[START Record set]

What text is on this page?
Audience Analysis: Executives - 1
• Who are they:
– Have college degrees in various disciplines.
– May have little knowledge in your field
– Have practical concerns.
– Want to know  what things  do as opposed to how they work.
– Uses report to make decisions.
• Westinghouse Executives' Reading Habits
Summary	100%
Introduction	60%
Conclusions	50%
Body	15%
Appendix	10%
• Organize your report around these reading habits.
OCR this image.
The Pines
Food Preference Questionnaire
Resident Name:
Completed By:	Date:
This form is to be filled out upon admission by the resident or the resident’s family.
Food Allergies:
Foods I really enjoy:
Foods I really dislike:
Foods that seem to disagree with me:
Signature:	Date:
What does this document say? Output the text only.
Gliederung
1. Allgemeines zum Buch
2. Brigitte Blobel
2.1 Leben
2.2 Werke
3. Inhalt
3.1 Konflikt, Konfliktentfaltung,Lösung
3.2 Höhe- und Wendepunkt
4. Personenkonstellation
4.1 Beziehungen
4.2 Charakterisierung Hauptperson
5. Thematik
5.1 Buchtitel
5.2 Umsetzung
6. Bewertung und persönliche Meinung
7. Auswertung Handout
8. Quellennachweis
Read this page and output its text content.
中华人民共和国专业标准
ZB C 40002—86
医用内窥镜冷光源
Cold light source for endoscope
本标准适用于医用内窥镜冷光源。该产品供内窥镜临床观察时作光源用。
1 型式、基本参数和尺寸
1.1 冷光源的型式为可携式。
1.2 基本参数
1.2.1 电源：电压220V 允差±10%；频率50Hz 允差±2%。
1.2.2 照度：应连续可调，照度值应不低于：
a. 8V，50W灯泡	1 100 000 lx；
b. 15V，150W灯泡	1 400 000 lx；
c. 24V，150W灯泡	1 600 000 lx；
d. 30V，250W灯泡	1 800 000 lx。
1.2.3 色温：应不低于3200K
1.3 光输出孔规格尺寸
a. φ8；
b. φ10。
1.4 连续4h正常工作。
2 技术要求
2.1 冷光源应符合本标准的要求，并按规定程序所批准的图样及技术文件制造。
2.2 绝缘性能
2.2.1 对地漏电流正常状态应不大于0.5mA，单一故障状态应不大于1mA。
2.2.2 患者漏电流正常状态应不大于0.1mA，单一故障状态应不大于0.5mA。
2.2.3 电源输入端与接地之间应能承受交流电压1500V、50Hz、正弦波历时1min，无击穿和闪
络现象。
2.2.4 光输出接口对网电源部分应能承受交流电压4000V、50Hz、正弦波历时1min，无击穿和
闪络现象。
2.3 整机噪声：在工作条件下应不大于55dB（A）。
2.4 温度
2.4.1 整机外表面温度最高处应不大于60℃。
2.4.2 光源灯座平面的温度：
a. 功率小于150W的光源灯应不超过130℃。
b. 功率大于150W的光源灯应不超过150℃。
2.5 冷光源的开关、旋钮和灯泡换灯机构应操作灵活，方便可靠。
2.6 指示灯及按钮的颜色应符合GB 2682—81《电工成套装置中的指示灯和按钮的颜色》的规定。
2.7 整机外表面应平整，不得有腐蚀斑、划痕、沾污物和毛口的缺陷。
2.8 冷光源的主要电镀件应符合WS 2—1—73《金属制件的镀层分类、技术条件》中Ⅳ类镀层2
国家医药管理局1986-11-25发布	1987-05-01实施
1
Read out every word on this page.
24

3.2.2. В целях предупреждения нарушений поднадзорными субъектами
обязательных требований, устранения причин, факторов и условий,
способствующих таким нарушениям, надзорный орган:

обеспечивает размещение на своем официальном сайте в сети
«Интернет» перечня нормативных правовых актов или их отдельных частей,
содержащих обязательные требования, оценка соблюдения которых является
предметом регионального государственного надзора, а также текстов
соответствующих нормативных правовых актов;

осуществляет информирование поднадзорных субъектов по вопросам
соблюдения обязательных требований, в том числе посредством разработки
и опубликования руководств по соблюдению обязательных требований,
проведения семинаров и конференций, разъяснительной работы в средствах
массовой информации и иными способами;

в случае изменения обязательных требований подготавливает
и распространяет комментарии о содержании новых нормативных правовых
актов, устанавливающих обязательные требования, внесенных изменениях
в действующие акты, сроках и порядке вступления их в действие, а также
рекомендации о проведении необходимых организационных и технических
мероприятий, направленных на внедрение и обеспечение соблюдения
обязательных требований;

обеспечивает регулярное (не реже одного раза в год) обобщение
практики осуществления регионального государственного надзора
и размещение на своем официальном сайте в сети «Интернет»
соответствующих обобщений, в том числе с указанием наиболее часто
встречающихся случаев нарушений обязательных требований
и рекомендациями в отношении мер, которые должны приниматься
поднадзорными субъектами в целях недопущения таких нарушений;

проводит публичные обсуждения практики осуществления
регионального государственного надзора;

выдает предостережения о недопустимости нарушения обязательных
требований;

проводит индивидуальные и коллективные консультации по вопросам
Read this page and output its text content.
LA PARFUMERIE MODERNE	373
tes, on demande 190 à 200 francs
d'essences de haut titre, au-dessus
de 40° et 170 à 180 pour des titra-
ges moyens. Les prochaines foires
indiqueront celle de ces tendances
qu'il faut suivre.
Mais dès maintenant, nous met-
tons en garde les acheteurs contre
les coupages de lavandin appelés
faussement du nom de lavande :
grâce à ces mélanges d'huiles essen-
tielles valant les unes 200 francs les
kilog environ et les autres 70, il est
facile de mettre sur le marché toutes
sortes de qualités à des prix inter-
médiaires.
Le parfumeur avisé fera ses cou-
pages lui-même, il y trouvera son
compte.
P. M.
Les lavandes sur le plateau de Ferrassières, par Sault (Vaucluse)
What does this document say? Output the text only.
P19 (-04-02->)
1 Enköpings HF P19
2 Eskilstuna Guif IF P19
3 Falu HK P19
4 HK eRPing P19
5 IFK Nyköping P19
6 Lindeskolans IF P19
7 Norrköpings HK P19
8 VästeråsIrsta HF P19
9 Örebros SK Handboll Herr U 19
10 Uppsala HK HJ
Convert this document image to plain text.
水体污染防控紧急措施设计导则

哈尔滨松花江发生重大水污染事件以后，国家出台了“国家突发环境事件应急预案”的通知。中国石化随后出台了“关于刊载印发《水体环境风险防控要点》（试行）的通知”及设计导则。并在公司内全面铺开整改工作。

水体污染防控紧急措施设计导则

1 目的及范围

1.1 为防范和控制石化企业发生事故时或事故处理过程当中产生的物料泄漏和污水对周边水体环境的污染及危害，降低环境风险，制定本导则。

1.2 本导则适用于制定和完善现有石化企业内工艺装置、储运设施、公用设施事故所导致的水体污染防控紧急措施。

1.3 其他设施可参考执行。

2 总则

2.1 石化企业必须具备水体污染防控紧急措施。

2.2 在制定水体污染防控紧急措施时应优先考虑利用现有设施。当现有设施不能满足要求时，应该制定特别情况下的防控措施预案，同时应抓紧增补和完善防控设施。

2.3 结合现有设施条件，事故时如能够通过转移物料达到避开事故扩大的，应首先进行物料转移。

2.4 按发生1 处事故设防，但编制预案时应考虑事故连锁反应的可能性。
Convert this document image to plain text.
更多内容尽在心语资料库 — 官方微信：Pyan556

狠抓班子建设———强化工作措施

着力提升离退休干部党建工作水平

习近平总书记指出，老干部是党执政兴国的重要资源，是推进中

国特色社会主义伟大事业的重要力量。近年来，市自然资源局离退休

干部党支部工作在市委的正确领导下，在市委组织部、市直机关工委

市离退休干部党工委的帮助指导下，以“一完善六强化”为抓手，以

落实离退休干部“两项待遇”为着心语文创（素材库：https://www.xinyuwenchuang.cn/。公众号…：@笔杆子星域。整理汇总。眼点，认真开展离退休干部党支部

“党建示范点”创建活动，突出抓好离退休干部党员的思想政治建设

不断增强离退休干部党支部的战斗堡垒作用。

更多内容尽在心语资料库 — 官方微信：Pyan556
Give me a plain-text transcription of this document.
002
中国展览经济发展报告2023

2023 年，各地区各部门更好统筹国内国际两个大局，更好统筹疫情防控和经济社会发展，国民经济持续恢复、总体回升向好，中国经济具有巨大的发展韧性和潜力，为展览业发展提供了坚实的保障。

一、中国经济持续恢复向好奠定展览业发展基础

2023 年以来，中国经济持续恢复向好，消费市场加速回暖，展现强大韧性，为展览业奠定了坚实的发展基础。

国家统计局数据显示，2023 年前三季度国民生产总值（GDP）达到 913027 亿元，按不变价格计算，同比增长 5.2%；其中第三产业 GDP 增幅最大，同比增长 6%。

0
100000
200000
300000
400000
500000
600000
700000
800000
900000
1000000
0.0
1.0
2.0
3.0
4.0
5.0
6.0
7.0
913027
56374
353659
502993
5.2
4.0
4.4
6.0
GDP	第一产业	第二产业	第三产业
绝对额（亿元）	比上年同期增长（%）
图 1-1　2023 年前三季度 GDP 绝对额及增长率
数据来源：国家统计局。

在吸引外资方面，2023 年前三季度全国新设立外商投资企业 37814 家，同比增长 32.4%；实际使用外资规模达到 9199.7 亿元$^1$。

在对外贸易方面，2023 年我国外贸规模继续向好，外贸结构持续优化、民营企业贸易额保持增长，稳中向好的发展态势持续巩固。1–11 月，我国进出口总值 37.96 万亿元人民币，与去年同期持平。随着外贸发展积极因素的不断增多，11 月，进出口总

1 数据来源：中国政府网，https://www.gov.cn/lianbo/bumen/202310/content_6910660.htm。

[END Record set]

__Prompt__: Identify every line above that includes the word "нормативных", and show those lines.

__Complete output__:
«Интернет» перечня нормативных правовых актов или их отдельных частей,
соответствующих нормативных правовых актов;
и распространяет комментарии о содержании новых нормативных правовых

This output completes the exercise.